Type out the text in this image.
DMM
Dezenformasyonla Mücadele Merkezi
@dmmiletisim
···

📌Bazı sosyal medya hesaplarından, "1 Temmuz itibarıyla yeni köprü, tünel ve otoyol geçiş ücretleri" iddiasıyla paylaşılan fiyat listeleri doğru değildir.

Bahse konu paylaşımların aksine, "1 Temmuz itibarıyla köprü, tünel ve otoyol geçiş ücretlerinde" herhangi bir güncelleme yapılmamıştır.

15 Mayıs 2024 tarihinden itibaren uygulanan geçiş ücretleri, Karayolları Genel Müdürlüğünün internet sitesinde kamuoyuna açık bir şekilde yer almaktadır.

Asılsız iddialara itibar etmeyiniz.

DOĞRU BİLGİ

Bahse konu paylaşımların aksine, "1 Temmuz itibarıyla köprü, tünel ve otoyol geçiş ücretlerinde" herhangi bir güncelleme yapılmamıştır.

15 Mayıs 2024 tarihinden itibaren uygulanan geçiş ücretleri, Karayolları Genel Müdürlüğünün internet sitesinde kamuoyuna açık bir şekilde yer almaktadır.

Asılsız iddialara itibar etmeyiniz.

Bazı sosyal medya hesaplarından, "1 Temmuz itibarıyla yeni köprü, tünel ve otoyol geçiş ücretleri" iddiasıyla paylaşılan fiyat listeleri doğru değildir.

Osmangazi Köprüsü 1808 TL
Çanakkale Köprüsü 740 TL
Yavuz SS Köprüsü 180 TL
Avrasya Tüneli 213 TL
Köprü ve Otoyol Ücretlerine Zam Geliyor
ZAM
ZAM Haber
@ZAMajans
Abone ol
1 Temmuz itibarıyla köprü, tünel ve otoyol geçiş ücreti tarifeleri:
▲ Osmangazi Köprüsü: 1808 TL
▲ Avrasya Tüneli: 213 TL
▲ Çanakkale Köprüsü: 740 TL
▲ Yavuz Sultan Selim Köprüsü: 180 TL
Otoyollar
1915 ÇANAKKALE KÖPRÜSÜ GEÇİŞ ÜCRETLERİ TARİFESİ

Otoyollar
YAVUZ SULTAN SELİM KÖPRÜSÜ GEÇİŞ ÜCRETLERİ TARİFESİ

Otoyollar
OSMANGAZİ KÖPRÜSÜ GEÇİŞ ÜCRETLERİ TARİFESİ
□ □ □ □ □ □ □
Exercise prompt: Go through the listing above and restate it word for word.

Completed exercise:
Type out the text in this image.
DMM
Dezenformasyonla Mücadele Merkezi
@dmmiletisim
···

📌Bazı sosyal medya hesaplarından, "1 Temmuz itibarıyla yeni köprü, tünel ve otoyol geçiş ücretleri" iddiasıyla paylaşılan fiyat listeleri doğru değildir.

Bahse konu paylaşımların aksine, "1 Temmuz itibarıyla köprü, tünel ve otoyol geçiş ücretlerinde" herhangi bir güncelleme yapılmamıştır.

15 Mayıs 2024 tarihinden itibaren uygulanan geçiş ücretleri, Karayolları Genel Müdürlüğünün internet sitesinde kamuoyuna açık bir şekilde yer almaktadır.

Asılsız iddialara itibar etmeyiniz.

DOĞRU BİLGİ

Bahse konu paylaşımların aksine, "1 Temmuz itibarıyla köprü, tünel ve otoyol geçiş ücretlerinde" herhangi bir güncelleme yapılmamıştır.

15 Mayıs 2024 tarihinden itibaren uygulanan geçiş ücretleri, Karayolları Genel Müdürlüğünün internet sitesinde kamuoyuna açık bir şekilde yer almaktadır.

Asılsız iddialara itibar etmeyiniz.

Bazı sosyal medya hesaplarından, "1 Temmuz itibarıyla yeni köprü, tünel ve otoyol geçiş ücretleri" iddiasıyla paylaşılan fiyat listeleri doğru değildir.

Osmangazi Köprüsü 1808 TL
Çanakkale Köprüsü 740 TL
Yavuz SS Köprüsü 180 TL
Avrasya Tüneli 213 TL
Köprü ve Otoyol Ücretlerine Zam Geliyor
ZAM
ZAM Haber
@ZAMajans
Abone ol
1 Temmuz itibarıyla köprü, tünel ve otoyol geçiş ücreti tarifeleri:
▲ Osmangazi Köprüsü: 1808 TL
▲ Avrasya Tüneli: 213 TL
▲ Çanakkale Köprüsü: 740 TL
▲ Yavuz Sultan Selim Köprüsü: 180 TL
Otoyollar
1915 ÇANAKKALE KÖPRÜSÜ GEÇİŞ ÜCRETLERİ TARİFESİ

Otoyollar
YAVUZ SULTAN SELİM KÖPRÜSÜ GEÇİŞ ÜCRETLERİ TARİFESİ

Otoyollar
OSMANGAZİ KÖPRÜSÜ GEÇİŞ ÜCRETLERİ TARİFESİ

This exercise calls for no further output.